Problem requirements:
Copy all lines that contain the word "marker".

Given records:
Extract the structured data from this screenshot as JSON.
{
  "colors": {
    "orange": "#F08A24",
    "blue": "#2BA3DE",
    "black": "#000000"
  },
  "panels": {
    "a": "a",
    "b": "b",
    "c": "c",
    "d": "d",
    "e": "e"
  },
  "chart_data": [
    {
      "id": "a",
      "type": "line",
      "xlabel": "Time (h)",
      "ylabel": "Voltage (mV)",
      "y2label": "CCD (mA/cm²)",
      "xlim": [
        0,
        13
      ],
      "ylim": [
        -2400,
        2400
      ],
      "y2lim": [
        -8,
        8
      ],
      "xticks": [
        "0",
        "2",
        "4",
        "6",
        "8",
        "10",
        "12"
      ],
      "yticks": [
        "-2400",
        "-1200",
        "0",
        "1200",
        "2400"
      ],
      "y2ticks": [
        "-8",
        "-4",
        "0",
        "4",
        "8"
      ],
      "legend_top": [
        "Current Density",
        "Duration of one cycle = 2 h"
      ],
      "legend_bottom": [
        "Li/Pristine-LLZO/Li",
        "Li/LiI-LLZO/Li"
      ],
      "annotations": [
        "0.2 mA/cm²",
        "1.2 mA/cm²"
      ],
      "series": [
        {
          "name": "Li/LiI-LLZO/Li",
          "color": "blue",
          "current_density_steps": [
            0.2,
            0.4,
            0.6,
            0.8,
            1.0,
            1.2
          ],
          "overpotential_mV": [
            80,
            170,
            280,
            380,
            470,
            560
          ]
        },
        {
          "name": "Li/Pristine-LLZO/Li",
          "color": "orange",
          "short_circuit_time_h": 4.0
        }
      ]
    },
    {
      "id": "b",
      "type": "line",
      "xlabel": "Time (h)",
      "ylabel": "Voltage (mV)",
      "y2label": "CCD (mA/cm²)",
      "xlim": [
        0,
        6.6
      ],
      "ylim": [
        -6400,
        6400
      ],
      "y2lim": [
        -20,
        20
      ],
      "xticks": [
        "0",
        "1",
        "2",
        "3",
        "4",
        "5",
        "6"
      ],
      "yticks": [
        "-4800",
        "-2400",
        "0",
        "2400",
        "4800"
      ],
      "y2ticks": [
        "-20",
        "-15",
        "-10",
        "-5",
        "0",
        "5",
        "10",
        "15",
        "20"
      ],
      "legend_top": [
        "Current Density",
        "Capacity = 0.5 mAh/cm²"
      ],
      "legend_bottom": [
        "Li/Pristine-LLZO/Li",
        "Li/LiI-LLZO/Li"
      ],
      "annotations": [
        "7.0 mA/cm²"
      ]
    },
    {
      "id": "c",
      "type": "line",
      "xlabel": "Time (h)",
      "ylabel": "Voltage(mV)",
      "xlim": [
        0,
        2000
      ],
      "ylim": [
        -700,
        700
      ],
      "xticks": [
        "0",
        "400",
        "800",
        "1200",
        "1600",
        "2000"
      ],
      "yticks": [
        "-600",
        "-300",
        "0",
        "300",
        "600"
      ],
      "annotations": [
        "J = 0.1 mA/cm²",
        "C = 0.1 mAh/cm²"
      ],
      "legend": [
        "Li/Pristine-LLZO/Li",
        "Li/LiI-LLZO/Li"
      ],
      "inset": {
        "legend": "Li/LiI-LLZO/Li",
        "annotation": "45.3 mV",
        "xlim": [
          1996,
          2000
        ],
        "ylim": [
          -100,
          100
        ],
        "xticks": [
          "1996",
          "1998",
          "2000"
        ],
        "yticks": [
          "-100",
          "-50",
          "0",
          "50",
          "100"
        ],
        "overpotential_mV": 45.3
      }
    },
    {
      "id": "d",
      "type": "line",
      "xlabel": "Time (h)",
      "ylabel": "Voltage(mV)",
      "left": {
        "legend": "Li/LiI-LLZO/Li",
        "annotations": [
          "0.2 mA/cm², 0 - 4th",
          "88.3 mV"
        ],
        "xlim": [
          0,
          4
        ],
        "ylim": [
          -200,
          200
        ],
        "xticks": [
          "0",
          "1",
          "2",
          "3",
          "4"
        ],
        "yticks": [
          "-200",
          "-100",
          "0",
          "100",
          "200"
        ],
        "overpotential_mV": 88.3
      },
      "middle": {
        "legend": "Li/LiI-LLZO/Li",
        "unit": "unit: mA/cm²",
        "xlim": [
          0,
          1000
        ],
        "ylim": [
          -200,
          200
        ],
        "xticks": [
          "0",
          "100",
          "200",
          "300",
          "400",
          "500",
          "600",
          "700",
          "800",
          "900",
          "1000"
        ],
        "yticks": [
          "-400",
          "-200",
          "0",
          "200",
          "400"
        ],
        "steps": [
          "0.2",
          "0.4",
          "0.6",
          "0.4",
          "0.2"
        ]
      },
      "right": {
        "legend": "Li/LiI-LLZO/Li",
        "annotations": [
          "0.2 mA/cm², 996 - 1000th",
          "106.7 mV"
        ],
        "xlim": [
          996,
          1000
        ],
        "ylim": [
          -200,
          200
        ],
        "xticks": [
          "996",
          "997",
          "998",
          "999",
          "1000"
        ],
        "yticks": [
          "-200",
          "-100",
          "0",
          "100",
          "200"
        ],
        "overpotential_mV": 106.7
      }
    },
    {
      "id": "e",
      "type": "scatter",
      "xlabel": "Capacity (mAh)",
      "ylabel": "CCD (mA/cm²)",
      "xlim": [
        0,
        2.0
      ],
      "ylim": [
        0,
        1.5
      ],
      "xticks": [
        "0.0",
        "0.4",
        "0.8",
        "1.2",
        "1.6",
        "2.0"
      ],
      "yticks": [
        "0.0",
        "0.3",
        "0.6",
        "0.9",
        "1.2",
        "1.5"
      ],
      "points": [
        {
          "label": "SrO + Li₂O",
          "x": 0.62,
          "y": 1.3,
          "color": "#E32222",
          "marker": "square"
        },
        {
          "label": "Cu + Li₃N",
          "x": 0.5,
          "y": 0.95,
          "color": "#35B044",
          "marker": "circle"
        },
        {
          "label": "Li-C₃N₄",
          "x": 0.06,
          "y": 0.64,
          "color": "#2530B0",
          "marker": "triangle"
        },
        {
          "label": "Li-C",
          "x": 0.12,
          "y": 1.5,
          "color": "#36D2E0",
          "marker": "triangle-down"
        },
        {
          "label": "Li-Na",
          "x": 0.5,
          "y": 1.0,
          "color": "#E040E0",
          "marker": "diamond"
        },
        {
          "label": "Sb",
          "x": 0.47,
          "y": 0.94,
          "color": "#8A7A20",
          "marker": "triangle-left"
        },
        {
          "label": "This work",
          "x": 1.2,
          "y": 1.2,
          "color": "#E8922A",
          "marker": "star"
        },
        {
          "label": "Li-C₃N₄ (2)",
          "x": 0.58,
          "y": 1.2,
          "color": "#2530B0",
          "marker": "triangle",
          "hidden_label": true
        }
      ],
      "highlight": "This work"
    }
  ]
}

Solution:
          "marker": "square"
          "marker": "circle"
          "marker": "triangle"
          "marker": "triangle-down"
          "marker": "diamond"
          "marker": "triangle-left"
          "marker": "star"
          "marker": "triangle",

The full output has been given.